Stated exercise:
Present all of the data below as a numbered list, dropping any blank lines.

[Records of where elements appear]

#####

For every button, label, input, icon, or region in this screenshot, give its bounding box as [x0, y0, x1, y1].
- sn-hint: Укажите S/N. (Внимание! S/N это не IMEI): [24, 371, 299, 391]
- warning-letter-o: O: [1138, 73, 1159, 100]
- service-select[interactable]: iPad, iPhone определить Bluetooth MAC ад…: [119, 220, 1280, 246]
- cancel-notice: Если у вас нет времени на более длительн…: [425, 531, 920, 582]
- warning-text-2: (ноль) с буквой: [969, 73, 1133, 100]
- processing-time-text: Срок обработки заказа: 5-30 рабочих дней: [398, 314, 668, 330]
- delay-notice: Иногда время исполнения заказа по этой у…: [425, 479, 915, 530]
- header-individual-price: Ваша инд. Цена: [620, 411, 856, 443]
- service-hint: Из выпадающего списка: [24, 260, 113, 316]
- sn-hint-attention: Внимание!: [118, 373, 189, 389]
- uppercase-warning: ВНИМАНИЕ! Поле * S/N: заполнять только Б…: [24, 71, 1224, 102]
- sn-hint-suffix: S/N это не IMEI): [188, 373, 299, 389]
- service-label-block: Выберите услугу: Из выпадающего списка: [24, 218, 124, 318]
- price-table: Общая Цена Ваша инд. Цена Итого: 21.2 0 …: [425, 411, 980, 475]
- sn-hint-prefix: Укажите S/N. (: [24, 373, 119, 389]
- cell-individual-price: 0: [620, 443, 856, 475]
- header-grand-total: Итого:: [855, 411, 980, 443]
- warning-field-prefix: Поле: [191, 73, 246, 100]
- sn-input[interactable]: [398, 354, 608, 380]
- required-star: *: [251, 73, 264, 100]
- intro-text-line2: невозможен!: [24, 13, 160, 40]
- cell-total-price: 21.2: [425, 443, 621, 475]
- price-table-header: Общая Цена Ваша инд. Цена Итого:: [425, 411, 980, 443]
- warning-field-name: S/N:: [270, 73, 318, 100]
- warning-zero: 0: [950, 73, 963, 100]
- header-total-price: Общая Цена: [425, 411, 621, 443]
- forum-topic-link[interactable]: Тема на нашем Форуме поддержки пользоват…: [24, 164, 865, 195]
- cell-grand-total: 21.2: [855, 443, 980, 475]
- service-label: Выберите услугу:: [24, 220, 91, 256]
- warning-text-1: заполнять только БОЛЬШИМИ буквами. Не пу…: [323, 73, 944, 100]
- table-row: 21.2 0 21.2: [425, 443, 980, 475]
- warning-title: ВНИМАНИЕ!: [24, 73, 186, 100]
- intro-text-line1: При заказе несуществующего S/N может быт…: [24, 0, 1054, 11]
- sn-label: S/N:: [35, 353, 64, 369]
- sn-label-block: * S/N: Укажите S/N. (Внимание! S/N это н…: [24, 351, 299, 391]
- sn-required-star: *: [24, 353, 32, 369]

#####

Written answer:
1. For every button, label, input, icon, or region in this screenshot, give its bounding box as [x0, y0, x1, y1].
2. - sn-hint: Укажите S/N. (Внимание! S/N это не IMEI): [24, 371, 299, 391]
3. - warning-letter-o: O: [1138, 73, 1159, 100]
4. - service-select[interactable]: iPad, iPhone определить Bluetooth MAC ад…: [119, 220, 1280, 246]
5. - cancel-notice: Если у вас нет времени на более длительн…: [425, 531, 920, 582]
6. - warning-text-2: (ноль) с буквой: [969, 73, 1133, 100]
7. - processing-time-text: Срок обработки заказа: 5-30 рабочих дней: [398, 314, 668, 330]
8. - delay-notice: Иногда время исполнения заказа по этой у…: [425, 479, 915, 530]
9. - header-individual-price: Ваша инд. Цена: [620, 411, 856, 443]
10. - service-hint: Из выпадающего списка: [24, 260, 113, 316]
11. - sn-hint-attention: Внимание!: [118, 373, 189, 389]
12. - uppercase-warning: ВНИМАНИЕ! Поле * S/N: заполнять только Б…: [24, 71, 1224, 102]
13. - sn-hint-suffix: S/N это не IMEI): [188, 373, 299, 389]
14. - service-label-block: Выберите услугу: Из выпадающего списка: [24, 218, 124, 318]
15. - price-table: Общая Цена Ваша инд. Цена Итого: 21.2 0 …: [425, 411, 980, 475]
16. - sn-hint-prefix: Укажите S/N. (: [24, 373, 119, 389]
17. - cell-individual-price: 0: [620, 443, 856, 475]
18. - header-grand-total: Итого:: [855, 411, 980, 443]
19. - warning-field-prefix: Поле: [191, 73, 246, 100]
20. - sn-input[interactable]: [398, 354, 608, 380]
21. - required-star: *: [251, 73, 264, 100]
22. - intro-text-line2: невозможен!: [24, 13, 160, 40]
23. - cell-total-price: 21.2: [425, 443, 621, 475]
24. - price-table-header: Общая Цена Ваша инд. Цена Итого:: [425, 411, 980, 443]
25. - warning-field-name: S/N:: [270, 73, 318, 100]
26. - warning-zero: 0: [950, 73, 963, 100]
27. - header-total-price: Общая Цена: [425, 411, 621, 443]
28. - forum-topic-link[interactable]: Тема на нашем Форуме поддержки пользоват…: [24, 164, 865, 195]
29. - cell-grand-total: 21.2: [855, 443, 980, 475]
30. - service-label: Выберите услугу:: [24, 220, 91, 256]
31. - warning-text-1: заполнять только БОЛЬШИМИ буквами. Не пу…: [323, 73, 944, 100]
32. - table-row: 21.2 0 21.2: [425, 443, 980, 475]
33. - warning-title: ВНИМАНИЕ!: [24, 73, 186, 100]
34. - intro-text-line1: При заказе несуществующего S/N может быт…: [24, 0, 1054, 11]
35. - sn-label: S/N:: [35, 353, 64, 369]
36. - sn-label-block: * S/N: Укажите S/N. (Внимание! S/N это н…: [24, 351, 299, 391]
37. - sn-required-star: *: [24, 353, 32, 369]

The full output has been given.